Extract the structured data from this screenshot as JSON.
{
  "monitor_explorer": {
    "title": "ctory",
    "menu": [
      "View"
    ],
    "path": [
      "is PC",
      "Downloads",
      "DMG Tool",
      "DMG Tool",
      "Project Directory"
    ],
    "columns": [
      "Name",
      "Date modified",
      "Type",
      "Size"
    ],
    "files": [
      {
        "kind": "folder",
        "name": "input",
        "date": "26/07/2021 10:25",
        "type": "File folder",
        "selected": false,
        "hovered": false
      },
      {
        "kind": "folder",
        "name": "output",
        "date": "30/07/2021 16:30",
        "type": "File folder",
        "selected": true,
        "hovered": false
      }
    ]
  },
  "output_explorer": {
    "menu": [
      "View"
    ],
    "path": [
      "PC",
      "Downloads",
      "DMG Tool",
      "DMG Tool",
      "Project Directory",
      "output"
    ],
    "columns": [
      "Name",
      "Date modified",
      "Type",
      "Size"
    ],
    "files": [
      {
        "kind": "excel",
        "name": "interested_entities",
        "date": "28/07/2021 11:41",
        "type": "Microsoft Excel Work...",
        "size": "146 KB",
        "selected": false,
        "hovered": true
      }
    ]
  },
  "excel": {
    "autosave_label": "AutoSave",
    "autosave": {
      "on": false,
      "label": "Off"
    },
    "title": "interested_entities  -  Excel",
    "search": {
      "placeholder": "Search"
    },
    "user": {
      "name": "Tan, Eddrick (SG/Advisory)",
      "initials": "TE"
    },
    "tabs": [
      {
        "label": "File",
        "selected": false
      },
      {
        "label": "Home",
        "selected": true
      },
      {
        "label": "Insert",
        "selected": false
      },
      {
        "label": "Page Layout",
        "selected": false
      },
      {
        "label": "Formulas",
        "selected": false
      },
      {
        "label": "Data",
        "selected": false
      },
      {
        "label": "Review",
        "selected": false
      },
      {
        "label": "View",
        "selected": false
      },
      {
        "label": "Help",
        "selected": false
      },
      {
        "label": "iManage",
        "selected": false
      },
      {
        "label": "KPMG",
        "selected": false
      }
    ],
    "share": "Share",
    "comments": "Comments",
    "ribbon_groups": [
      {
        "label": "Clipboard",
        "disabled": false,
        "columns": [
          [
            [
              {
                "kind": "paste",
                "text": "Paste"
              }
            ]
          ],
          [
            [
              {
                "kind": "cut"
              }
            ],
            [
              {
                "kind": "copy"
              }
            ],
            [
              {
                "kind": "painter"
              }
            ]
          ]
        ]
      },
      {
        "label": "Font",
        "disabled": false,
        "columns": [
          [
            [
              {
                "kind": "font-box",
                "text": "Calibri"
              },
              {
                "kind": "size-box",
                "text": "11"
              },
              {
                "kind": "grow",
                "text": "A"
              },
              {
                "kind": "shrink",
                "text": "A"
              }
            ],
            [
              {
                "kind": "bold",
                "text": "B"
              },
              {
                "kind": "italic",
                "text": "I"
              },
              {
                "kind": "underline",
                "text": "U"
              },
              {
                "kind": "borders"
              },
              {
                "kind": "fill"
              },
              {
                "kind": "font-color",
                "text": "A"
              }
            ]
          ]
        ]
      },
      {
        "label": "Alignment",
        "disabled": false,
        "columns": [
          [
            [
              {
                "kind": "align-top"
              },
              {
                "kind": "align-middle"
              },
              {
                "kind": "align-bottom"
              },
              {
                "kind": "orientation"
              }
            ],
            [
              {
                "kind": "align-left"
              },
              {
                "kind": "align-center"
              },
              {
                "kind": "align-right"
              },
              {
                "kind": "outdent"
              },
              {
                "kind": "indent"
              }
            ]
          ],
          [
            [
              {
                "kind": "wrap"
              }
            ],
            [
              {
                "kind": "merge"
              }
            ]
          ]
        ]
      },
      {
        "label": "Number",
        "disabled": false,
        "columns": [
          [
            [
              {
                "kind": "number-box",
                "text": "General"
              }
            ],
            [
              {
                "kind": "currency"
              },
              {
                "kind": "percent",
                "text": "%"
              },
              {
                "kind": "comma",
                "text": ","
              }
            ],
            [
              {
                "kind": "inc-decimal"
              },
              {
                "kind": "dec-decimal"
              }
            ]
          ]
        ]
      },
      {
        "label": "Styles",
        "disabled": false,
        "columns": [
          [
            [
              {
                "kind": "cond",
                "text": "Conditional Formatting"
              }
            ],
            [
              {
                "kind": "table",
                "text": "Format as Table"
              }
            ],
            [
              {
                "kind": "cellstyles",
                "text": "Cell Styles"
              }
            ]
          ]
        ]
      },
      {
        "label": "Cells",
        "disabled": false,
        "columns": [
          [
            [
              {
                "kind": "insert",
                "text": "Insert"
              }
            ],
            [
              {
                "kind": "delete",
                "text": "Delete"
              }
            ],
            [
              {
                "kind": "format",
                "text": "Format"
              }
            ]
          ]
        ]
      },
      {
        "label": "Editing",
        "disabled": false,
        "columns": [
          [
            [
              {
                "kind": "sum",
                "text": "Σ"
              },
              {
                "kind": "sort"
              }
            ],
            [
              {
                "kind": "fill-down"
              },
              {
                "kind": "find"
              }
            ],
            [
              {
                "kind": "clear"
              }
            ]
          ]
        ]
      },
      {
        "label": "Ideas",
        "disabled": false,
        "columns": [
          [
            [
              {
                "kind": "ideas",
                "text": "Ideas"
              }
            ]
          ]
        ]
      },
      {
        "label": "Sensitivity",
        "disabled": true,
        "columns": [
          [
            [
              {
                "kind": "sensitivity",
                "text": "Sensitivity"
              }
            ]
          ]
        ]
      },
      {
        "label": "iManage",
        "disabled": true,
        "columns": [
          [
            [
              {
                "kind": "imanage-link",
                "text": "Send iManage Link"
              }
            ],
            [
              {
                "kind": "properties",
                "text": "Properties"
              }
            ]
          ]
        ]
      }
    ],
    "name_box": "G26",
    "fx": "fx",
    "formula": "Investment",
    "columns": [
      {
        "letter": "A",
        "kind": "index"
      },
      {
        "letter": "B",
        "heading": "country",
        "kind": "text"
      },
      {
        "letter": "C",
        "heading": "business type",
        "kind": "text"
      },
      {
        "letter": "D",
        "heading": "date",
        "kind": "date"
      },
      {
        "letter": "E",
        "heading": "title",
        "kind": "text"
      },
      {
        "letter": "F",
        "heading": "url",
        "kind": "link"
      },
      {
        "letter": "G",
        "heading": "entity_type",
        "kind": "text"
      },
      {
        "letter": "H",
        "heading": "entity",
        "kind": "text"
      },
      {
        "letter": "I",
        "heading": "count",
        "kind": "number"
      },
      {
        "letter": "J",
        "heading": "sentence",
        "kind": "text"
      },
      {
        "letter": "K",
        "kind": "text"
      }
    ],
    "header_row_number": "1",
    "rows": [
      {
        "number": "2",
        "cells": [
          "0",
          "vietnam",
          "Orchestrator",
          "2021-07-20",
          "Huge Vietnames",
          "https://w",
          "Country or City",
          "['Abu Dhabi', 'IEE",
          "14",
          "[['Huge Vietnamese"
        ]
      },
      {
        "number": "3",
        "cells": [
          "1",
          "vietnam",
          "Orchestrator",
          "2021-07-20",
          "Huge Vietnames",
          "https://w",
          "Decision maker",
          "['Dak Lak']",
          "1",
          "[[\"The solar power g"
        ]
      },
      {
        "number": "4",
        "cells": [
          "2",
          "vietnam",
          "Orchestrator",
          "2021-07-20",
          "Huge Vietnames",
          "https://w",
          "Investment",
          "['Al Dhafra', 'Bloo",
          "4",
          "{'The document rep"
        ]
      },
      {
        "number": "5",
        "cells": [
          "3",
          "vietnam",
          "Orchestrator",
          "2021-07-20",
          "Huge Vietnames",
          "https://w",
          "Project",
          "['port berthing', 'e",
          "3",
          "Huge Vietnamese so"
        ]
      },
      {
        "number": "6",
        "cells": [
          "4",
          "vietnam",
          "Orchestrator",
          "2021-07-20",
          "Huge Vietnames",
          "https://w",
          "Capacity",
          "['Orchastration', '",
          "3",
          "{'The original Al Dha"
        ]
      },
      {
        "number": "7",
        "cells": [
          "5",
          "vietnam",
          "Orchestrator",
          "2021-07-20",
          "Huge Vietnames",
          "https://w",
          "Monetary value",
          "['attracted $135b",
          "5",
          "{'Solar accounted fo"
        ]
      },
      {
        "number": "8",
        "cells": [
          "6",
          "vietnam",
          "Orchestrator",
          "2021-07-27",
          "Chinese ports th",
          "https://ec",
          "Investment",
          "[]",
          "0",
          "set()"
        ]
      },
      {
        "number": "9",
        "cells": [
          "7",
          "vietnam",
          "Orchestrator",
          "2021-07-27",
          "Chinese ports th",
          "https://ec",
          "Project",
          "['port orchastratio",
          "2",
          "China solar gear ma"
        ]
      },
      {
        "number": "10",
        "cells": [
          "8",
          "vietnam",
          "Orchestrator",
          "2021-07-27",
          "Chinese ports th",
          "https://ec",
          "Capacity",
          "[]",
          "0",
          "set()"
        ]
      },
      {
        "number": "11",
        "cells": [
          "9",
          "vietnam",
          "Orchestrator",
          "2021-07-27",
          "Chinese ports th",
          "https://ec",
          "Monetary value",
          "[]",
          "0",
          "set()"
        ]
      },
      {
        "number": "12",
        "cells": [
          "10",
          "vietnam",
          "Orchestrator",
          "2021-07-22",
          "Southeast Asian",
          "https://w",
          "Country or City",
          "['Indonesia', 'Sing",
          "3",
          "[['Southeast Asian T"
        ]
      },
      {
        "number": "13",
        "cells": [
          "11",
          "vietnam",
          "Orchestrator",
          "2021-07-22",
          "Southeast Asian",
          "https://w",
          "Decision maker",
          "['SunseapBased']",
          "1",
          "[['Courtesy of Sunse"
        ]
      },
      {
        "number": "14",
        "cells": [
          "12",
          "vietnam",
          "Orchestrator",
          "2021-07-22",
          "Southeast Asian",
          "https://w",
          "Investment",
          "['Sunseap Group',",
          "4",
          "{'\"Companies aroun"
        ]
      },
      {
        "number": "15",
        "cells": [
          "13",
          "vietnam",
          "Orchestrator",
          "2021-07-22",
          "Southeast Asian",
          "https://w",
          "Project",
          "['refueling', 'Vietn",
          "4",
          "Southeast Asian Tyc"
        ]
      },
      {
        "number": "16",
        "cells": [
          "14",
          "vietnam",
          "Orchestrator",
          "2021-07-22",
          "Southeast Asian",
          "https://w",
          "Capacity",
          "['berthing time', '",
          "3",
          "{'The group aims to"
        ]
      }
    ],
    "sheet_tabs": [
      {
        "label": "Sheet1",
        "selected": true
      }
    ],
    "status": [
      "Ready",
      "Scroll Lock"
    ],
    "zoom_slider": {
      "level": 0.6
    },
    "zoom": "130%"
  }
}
· · · · ·
_What you will do_. Your answer should be a single number: the count of lines in the entries that contain the word "heading".

_Task response_. 9